**What the task requires:**
Reproduce exactly the line in which "Convert this screenshot" occurs and all the lines after it, ending with the last line.

**Dataset records:**

━━━━━━━━

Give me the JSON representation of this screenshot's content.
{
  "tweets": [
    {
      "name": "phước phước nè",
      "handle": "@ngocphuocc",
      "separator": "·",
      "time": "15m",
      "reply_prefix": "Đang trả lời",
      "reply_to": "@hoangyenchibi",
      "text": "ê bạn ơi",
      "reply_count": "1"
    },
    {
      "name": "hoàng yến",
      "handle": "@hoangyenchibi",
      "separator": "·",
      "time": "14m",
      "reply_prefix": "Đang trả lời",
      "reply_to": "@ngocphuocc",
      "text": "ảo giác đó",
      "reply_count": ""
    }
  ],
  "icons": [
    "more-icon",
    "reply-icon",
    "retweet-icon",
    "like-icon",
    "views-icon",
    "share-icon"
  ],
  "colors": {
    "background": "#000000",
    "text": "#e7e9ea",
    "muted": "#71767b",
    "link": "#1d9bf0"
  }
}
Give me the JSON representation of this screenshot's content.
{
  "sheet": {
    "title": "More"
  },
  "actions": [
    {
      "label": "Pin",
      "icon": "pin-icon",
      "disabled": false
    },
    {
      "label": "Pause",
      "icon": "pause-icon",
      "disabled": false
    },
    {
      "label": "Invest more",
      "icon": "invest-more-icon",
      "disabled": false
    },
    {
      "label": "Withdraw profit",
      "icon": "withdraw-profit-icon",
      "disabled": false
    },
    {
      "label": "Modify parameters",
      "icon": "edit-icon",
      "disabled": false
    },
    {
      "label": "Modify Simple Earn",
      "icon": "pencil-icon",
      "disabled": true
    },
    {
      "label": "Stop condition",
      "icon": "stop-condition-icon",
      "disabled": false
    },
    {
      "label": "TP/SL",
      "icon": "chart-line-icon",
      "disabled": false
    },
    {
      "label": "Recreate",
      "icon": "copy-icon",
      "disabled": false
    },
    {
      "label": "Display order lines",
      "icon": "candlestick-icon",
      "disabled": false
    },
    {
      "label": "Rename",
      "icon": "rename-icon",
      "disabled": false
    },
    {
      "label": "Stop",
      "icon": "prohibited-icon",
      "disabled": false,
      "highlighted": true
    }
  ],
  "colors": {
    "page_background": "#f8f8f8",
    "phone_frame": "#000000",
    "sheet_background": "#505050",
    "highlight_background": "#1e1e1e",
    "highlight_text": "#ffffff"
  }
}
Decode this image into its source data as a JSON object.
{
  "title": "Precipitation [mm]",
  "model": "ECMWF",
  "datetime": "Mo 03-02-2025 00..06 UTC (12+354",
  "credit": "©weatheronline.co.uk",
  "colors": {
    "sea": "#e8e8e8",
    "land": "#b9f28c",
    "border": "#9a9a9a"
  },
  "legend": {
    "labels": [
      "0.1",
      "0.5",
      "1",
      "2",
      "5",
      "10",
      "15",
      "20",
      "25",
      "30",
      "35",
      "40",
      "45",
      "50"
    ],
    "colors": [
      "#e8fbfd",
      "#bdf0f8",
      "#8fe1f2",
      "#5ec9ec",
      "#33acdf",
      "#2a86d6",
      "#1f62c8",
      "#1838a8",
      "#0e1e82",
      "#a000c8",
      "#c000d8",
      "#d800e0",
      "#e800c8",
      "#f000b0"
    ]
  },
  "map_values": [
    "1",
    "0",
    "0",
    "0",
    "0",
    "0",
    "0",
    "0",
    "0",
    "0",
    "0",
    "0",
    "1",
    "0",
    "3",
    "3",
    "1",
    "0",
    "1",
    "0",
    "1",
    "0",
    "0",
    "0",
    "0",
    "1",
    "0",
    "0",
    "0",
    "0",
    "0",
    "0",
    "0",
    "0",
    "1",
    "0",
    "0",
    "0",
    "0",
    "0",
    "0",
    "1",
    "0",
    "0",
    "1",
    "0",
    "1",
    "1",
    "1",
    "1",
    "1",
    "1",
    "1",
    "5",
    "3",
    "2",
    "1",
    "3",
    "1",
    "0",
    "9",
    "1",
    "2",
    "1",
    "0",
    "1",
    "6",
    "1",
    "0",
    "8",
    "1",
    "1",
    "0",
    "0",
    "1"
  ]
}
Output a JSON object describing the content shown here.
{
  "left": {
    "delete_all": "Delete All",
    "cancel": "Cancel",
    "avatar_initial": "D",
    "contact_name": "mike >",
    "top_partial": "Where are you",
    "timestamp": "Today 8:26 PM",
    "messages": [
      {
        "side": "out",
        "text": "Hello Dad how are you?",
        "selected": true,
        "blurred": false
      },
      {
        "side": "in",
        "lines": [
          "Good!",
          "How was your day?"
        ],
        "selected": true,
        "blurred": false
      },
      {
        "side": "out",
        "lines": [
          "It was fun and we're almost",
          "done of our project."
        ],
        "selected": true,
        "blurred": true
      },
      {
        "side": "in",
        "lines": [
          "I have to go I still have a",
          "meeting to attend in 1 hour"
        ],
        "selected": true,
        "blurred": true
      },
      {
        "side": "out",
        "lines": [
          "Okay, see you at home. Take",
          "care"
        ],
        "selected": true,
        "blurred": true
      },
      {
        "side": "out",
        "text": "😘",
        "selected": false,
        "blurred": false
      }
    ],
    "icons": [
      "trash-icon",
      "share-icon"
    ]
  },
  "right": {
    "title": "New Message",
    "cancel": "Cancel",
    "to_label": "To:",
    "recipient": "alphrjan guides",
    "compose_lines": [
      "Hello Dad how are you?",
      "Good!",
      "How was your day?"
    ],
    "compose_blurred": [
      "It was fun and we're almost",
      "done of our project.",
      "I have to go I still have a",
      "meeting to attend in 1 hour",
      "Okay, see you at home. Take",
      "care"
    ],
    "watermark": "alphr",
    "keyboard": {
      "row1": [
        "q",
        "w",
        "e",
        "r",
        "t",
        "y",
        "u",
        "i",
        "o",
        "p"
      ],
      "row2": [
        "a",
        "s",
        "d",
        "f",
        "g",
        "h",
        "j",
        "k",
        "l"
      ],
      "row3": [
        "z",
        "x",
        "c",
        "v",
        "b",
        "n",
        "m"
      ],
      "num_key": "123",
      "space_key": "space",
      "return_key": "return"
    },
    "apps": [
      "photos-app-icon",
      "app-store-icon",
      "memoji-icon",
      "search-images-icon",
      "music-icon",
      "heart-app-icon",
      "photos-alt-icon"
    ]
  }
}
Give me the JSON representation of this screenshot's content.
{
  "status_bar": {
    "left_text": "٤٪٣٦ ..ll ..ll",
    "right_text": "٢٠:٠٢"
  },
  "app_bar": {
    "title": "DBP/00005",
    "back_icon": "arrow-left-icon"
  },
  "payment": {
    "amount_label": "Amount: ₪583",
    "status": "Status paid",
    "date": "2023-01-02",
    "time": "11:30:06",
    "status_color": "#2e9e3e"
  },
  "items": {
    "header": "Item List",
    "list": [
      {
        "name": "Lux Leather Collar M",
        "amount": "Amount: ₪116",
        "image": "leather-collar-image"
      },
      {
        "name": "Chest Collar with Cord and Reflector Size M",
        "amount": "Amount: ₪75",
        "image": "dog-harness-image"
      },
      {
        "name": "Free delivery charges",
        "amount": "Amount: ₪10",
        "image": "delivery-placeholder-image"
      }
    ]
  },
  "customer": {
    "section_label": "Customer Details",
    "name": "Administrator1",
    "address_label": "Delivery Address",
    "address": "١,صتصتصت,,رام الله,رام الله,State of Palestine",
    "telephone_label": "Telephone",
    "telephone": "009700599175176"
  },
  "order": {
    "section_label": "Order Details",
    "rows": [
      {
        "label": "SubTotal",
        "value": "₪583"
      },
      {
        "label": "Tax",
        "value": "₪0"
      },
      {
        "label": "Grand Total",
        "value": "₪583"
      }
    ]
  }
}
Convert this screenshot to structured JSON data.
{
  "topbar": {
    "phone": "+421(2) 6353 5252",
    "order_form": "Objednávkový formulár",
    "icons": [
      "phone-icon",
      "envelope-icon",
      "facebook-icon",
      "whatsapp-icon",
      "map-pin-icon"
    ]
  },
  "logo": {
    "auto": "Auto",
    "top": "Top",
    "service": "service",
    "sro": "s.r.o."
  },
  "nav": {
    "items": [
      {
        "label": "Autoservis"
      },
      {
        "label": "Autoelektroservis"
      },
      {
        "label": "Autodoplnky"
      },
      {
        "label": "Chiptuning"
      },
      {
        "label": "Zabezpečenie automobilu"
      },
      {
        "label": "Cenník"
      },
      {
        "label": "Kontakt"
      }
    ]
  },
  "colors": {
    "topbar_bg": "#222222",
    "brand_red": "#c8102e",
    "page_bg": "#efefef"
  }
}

━━━━━━━━

**Written reply:**
Convert this screenshot to structured JSON data.
{
  "topbar": {
    "phone": "+421(2) 6353 5252",
    "order_form": "Objednávkový formulár",
    "icons": [
      "phone-icon",
      "envelope-icon",
      "facebook-icon",
      "whatsapp-icon",
      "map-pin-icon"
    ]
  },
  "logo": {
    "auto": "Auto",
    "top": "Top",
    "service": "service",
    "sro": "s.r.o."
  },
  "nav": {
    "items": [
      {
        "label": "Autoservis"
      },
      {
        "label": "Autoelektroservis"
      },
      {
        "label": "Autodoplnky"
      },
      {
        "label": "Chiptuning"
      },
      {
        "label": "Zabezpečenie automobilu"
      },
      {
        "label": "Cenník"
      },
      {
        "label": "Kontakt"
      }
    ]
  },
  "colors": {
    "topbar_bg": "#222222",
    "brand_red": "#c8102e",
    "page_bg": "#efefef"
  }
}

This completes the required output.